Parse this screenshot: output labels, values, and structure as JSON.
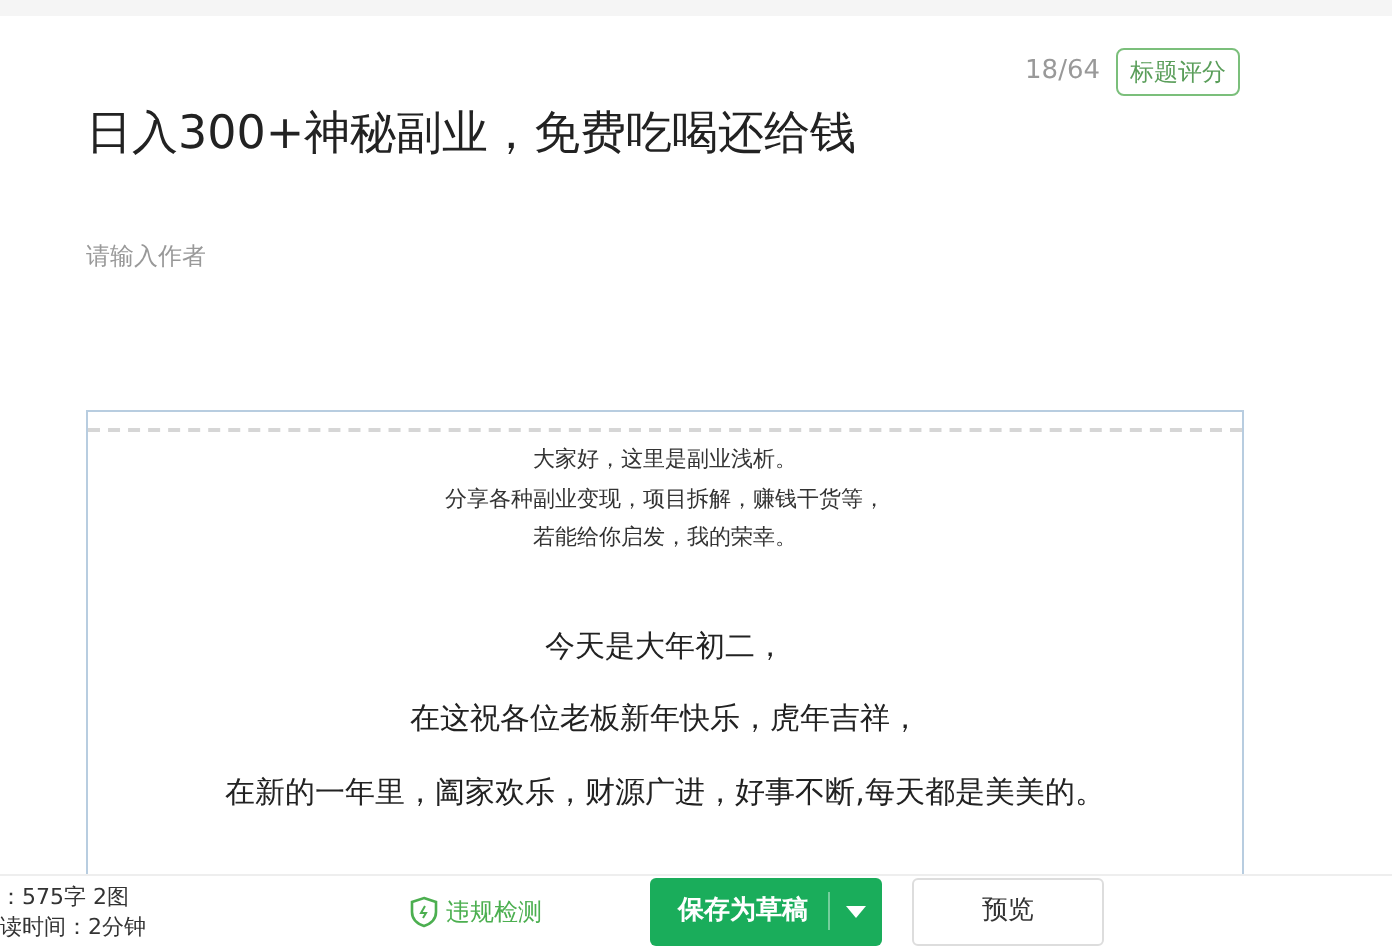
{
  "title_bar": {
    "count": "18/64",
    "score_button": "标题评分"
  },
  "title": "日入300+神秘副业，免费吃喝还给钱",
  "author_field": {
    "placeholder": "请输入作者"
  },
  "editor": {
    "intro": [
      "大家好，这里是副业浅析。",
      "分享各种副业变现，项目拆解，赚钱干货等，",
      "若能给你启发，我的荣幸。"
    ],
    "paragraphs": [
      "今天是大年初二，",
      "在这祝各位老板新年快乐，虎年吉祥，",
      "在新的一年里，阖家欢乐，财源广进，好事不断,每天都是美美的。"
    ]
  },
  "footer": {
    "stats": [
      "：575字 2图",
      "读时间：2分钟"
    ],
    "check_link": "违规检测",
    "save_button": "保存为草稿",
    "preview_button": "预览"
  }
}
++++++++++++++++++++
» **Required task**:
Pictures stay out; repeat all the rest of the records exactly.

» **Final result**:
Parse this screenshot: output labels, values, and structure as JSON.
{
  "title_bar": {
    "count": "18/64",
    "score_button": "标题评分"
  },
  "title": "日入300+神秘副业，免费吃喝还给钱",
  "author_field": {
    "placeholder": "请输入作者"
  },
  "editor": {
    "intro": [
      "大家好，这里是副业浅析。",
      "分享各种副业变现，项目拆解，赚钱干货等，",
      "若能给你启发，我的荣幸。"
    ],
    "paragraphs": [
      "今天是大年初二，",
      "在这祝各位老板新年快乐，虎年吉祥，",
      "在新的一年里，阖家欢乐，财源广进，好事不断,每天都是美美的。"
    ]
  },
  "footer": {
    "stats": [
      "：575字 2图",
      "读时间：2分钟"
    ],
    "check_link": "违规检测",
    "save_button": "保存为草稿",
    "preview_button": "预览"
  }
}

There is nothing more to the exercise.